┌──

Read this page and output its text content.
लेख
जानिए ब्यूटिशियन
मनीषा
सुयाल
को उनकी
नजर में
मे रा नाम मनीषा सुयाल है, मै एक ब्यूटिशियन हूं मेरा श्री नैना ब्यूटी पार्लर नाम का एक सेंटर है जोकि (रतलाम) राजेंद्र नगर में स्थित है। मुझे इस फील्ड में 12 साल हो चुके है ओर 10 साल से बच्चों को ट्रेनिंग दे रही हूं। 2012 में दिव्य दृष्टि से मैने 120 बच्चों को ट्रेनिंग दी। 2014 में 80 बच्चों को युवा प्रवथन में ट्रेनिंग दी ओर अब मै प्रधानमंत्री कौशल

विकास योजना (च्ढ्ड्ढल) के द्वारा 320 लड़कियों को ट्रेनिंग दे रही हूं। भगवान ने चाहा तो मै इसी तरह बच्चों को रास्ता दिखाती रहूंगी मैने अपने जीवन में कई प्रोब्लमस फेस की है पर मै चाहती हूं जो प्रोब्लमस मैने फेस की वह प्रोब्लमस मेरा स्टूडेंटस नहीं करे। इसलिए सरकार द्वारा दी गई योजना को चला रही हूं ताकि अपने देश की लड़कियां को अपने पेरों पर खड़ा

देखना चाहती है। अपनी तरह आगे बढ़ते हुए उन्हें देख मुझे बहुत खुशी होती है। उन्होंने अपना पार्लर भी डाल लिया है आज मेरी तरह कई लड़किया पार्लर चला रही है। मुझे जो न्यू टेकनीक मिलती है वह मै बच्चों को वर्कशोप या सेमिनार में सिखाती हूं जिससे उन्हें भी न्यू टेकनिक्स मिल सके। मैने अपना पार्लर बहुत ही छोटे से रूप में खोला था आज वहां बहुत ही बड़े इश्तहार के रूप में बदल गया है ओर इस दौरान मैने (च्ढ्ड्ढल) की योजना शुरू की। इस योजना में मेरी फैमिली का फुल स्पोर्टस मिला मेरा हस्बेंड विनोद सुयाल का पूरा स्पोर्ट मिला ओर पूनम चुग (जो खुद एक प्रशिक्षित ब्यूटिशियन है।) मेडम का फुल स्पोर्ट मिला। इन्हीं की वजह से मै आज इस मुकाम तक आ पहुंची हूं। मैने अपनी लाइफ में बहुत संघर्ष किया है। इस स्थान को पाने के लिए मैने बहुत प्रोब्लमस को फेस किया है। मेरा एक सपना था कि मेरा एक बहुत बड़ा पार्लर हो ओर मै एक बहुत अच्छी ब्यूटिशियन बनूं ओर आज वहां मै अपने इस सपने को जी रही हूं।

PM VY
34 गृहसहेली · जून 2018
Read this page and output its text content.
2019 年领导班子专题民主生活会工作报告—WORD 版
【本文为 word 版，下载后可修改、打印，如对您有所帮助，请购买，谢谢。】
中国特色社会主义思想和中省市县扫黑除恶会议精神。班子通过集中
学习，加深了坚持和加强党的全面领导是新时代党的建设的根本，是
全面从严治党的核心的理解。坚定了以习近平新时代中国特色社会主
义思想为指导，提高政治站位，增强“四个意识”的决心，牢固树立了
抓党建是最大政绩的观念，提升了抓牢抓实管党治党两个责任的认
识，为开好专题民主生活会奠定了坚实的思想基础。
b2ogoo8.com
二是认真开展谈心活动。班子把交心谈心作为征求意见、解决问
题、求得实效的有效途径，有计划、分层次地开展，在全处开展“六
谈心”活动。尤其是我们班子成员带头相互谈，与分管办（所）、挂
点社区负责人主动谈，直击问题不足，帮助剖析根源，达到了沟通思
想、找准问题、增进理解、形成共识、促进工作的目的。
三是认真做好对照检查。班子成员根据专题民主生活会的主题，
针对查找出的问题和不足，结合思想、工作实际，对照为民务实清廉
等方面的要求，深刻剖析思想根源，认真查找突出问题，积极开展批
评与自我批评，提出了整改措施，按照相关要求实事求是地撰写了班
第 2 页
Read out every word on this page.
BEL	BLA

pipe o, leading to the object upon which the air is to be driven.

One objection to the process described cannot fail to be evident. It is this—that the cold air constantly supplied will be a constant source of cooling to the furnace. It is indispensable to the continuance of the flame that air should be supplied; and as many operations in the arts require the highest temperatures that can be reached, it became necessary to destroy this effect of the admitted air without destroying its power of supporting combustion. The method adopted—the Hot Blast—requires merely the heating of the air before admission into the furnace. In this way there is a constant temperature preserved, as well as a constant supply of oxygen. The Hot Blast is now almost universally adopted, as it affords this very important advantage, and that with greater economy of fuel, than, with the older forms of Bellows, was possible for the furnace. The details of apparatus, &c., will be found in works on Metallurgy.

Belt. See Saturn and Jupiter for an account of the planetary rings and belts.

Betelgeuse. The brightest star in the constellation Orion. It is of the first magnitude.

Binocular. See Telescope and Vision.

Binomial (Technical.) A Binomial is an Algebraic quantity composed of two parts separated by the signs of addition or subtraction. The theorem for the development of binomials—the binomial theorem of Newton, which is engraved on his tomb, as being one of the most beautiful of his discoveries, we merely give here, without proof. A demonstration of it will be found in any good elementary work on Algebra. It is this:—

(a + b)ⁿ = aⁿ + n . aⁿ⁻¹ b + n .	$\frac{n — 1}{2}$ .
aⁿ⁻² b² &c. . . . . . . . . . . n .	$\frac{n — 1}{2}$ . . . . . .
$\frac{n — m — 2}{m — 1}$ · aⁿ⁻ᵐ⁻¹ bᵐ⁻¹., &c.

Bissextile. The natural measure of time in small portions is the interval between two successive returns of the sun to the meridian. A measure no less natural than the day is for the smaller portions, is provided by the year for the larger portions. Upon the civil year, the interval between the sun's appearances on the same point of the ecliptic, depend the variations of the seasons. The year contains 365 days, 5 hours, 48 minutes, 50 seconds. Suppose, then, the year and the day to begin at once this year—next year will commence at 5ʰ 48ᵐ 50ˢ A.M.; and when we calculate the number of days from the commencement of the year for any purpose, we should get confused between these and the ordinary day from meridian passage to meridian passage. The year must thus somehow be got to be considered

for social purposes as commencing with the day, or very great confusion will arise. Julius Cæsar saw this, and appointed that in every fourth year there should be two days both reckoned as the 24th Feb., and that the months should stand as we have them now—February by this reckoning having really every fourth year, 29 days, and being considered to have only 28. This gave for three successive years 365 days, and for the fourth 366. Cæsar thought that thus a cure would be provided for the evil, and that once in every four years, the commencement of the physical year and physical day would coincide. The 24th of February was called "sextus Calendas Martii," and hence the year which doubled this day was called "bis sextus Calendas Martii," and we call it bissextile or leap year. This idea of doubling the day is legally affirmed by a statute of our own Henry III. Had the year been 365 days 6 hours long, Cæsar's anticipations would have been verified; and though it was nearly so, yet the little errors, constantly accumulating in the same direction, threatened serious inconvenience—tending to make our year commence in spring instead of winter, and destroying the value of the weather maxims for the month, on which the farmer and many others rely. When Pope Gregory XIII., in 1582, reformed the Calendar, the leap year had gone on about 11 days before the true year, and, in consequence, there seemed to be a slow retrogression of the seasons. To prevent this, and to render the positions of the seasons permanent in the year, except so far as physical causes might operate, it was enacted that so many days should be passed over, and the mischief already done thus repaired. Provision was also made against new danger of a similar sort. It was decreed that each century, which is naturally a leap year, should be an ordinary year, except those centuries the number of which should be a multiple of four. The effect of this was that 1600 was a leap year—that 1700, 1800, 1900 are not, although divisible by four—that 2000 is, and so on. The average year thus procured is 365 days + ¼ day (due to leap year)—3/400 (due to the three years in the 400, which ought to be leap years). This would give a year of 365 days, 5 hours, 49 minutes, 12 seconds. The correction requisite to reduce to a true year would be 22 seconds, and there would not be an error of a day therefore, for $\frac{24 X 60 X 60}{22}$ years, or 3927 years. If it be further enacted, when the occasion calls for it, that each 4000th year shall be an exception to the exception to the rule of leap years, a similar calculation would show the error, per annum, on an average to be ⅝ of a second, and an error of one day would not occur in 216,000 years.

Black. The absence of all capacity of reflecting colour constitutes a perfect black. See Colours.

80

└──

Brief.
Scan the entries above. Copy each line that has the string "merely".

Finished answer.
One objection to the process described cannot fail to be evident. It is this—that the cold air constantly supplied will be a constant source of cooling to the furnace. It is indispensable to the continuance of the flame that air should be supplied; and as many operations in the arts require the highest temperatures that can be reached, it became necessary to destroy this effect of the admitted air without destroying its power of supporting combustion. The method adopted—the Hot Blast—requires merely the heating of the air before admission into the furnace. In this way there is a constant temperature preserved, as well as a constant supply of oxygen. The Hot Blast is now almost universally adopted, as it affords this very important advantage, and that with greater economy of fuel, than, with the older forms of Bellows, was possible for the furnace. The details of apparatus, &c., will be found in works on Metallurgy.
Binomial (Technical.) A Binomial is an Algebraic quantity composed of two parts separated by the signs of addition or subtraction. The theorem for the development of binomials—the binomial theorem of Newton, which is engraved on his tomb, as being one of the most beautiful of his discoveries, we merely give here, without proof. A demonstration of it will be found in any good elementary work on Algebra. It is this:—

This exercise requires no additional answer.